* START Records for processing *

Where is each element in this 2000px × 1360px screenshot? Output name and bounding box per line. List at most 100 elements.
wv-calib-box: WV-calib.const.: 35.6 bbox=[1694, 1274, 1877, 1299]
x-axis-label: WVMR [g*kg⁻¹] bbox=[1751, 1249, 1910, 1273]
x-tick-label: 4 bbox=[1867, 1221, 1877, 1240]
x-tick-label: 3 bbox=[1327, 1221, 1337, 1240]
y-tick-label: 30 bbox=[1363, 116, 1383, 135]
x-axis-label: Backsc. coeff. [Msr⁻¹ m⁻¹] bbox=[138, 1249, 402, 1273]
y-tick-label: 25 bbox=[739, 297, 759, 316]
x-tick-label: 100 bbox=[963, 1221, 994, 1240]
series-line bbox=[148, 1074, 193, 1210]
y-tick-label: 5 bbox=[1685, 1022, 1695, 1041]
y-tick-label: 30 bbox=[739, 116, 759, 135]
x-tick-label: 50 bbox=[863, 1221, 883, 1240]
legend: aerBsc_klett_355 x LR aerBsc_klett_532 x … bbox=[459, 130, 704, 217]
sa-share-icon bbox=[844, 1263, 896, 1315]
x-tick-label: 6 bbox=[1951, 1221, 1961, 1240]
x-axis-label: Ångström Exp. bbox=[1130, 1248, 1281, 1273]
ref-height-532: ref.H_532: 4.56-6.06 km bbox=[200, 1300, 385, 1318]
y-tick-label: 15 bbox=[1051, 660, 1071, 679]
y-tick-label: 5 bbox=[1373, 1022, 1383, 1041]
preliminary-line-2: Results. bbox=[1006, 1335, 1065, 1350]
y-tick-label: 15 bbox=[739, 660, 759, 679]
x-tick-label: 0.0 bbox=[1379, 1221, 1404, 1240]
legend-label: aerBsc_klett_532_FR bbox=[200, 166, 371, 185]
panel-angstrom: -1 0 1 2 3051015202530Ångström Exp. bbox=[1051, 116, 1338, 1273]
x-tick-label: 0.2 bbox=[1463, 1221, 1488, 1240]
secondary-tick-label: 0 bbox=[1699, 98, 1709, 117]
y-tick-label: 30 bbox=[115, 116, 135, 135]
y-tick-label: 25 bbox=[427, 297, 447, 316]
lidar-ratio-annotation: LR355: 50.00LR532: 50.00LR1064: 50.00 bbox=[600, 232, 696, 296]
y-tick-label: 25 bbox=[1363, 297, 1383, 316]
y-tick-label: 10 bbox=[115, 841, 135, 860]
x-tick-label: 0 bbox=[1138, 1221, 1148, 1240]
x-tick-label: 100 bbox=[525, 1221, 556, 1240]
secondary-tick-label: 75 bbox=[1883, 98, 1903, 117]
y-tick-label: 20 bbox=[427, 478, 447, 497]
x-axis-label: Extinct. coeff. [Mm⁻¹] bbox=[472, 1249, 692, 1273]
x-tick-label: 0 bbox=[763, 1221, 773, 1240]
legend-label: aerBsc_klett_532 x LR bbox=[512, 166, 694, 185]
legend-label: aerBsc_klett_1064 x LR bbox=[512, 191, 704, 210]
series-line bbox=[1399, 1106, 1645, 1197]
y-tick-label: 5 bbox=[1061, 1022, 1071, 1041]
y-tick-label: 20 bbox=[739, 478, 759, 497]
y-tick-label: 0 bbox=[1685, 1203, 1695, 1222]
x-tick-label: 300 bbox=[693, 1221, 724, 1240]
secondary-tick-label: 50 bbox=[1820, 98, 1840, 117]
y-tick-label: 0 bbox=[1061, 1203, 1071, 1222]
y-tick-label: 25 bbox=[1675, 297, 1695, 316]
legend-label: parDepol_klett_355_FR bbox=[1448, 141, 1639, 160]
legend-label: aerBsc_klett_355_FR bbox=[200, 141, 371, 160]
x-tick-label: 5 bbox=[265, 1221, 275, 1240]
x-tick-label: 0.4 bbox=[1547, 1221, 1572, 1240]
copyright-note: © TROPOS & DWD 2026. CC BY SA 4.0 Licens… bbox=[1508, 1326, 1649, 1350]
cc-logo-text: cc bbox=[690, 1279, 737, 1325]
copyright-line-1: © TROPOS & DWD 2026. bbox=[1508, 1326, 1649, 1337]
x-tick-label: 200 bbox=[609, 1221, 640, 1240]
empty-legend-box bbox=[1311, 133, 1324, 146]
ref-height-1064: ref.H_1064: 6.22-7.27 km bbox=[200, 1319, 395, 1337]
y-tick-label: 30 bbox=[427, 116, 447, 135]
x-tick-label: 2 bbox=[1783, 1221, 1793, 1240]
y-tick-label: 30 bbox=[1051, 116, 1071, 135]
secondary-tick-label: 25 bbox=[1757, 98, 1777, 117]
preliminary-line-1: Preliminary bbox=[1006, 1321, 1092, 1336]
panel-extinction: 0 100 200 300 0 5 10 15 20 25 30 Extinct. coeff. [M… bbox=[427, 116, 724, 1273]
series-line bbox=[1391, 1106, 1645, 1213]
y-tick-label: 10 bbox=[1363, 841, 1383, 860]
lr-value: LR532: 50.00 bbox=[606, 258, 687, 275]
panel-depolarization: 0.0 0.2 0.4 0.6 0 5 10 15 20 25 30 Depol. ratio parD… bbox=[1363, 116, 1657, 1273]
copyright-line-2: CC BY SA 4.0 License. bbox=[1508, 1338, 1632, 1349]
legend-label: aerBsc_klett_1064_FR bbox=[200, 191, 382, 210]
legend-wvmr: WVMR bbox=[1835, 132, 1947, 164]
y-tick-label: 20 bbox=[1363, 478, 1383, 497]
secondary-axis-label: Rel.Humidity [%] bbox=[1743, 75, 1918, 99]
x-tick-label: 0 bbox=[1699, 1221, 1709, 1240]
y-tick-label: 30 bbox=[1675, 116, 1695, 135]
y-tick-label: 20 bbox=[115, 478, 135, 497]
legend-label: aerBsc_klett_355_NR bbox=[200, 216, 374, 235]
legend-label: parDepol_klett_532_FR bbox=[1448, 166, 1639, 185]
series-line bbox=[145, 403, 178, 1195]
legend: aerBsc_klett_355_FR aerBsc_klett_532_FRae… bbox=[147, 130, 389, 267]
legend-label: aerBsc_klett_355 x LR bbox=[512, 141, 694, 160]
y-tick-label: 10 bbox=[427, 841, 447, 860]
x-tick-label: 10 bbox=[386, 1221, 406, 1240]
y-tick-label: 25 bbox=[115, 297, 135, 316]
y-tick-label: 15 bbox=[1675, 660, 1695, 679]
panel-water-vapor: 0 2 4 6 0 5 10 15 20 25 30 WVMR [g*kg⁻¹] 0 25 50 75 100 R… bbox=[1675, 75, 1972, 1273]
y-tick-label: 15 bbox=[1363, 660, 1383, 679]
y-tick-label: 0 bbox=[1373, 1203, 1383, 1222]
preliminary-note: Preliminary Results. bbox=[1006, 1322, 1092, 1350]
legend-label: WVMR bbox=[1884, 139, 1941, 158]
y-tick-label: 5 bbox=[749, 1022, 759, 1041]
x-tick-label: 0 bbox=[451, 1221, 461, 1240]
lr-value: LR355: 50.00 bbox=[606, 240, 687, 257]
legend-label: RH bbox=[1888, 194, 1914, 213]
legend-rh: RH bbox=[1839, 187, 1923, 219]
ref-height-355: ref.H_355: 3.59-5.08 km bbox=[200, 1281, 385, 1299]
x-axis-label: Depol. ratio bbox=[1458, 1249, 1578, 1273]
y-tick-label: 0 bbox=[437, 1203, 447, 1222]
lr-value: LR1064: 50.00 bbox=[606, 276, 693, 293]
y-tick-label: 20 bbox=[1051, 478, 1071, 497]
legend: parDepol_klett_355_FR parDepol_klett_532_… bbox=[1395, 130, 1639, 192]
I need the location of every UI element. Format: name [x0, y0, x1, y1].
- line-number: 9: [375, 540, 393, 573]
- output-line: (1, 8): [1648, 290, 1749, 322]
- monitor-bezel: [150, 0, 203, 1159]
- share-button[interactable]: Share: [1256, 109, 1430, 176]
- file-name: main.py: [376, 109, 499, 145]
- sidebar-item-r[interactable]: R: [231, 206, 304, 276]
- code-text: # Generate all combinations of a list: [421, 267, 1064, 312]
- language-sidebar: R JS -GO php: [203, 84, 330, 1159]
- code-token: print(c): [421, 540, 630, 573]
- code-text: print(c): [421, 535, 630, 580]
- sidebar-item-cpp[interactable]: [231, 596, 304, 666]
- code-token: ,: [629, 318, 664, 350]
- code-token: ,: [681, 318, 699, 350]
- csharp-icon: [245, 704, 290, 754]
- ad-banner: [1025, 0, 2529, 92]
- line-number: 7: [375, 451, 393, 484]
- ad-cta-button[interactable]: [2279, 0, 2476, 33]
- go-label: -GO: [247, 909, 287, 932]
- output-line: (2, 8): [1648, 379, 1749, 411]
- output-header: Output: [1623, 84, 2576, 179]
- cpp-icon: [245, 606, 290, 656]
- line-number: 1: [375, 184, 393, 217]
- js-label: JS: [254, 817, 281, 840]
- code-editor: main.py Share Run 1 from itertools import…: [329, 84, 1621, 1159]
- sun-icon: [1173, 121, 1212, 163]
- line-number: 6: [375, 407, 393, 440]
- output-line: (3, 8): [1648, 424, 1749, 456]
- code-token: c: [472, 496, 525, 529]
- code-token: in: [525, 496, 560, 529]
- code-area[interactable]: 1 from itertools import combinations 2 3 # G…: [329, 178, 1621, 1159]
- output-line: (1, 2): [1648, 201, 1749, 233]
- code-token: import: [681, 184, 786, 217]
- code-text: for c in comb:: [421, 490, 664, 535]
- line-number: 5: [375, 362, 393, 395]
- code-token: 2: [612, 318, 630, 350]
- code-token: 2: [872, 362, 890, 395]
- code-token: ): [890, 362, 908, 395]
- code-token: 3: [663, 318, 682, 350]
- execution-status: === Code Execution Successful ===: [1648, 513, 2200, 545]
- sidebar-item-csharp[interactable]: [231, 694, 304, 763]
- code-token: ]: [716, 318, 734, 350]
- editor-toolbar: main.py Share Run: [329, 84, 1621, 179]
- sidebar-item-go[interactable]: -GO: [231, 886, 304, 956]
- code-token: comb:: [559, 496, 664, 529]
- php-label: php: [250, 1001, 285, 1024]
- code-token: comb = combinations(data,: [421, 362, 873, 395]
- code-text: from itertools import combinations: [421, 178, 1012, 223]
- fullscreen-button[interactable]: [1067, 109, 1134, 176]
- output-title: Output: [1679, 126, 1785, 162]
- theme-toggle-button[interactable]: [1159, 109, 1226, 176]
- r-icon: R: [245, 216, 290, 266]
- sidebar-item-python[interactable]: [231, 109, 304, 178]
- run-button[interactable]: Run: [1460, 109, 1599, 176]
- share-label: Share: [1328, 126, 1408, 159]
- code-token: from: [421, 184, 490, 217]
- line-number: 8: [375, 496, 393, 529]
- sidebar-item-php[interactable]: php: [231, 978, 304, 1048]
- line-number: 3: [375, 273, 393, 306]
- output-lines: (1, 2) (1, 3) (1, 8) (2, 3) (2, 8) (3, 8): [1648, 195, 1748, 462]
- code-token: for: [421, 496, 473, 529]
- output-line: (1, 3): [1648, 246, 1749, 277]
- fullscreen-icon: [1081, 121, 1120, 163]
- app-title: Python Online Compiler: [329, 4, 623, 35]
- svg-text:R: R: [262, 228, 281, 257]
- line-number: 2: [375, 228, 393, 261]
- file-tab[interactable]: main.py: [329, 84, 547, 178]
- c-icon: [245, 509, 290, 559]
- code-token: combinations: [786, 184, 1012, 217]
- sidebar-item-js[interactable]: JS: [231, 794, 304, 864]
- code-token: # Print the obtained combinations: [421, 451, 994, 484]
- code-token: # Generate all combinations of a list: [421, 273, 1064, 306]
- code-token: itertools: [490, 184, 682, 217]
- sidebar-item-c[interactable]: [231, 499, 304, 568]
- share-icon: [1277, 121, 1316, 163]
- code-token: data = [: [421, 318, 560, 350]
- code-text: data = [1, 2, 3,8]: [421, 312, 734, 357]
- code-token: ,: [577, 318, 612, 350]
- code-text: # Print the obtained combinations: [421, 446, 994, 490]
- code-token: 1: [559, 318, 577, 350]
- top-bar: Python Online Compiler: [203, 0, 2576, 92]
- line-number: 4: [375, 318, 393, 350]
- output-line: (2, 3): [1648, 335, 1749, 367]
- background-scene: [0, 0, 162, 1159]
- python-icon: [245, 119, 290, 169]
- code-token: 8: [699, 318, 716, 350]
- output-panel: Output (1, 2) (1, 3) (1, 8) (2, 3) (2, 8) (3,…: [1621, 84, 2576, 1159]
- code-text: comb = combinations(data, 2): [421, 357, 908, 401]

* END Records for processing *

▶ **Given exercise**: Copy everything from the start of the material down to the line containing "x-axis-label: Backsc. coeff.", substituting "horizontal-tick-label" for "x-tick-label" and keeping everything else the same.

▶ **Expected output**:
Where is each element in this 2000px × 1360px screenshot? Output name and bounding box per line. List at most 100 elements.
wv-calib-box: WV-calib.const.: 35.6 bbox=[1694, 1274, 1877, 1299]
x-axis-label: WVMR [g*kg⁻¹] bbox=[1751, 1249, 1910, 1273]
horizontal-tick-label: 4 bbox=[1867, 1221, 1877, 1240]
horizontal-tick-label: 3 bbox=[1327, 1221, 1337, 1240]
y-tick-label: 30 bbox=[1363, 116, 1383, 135]
x-axis-label: Backsc. coeff. [Msr⁻¹ m⁻¹] bbox=[138, 1249, 402, 1273]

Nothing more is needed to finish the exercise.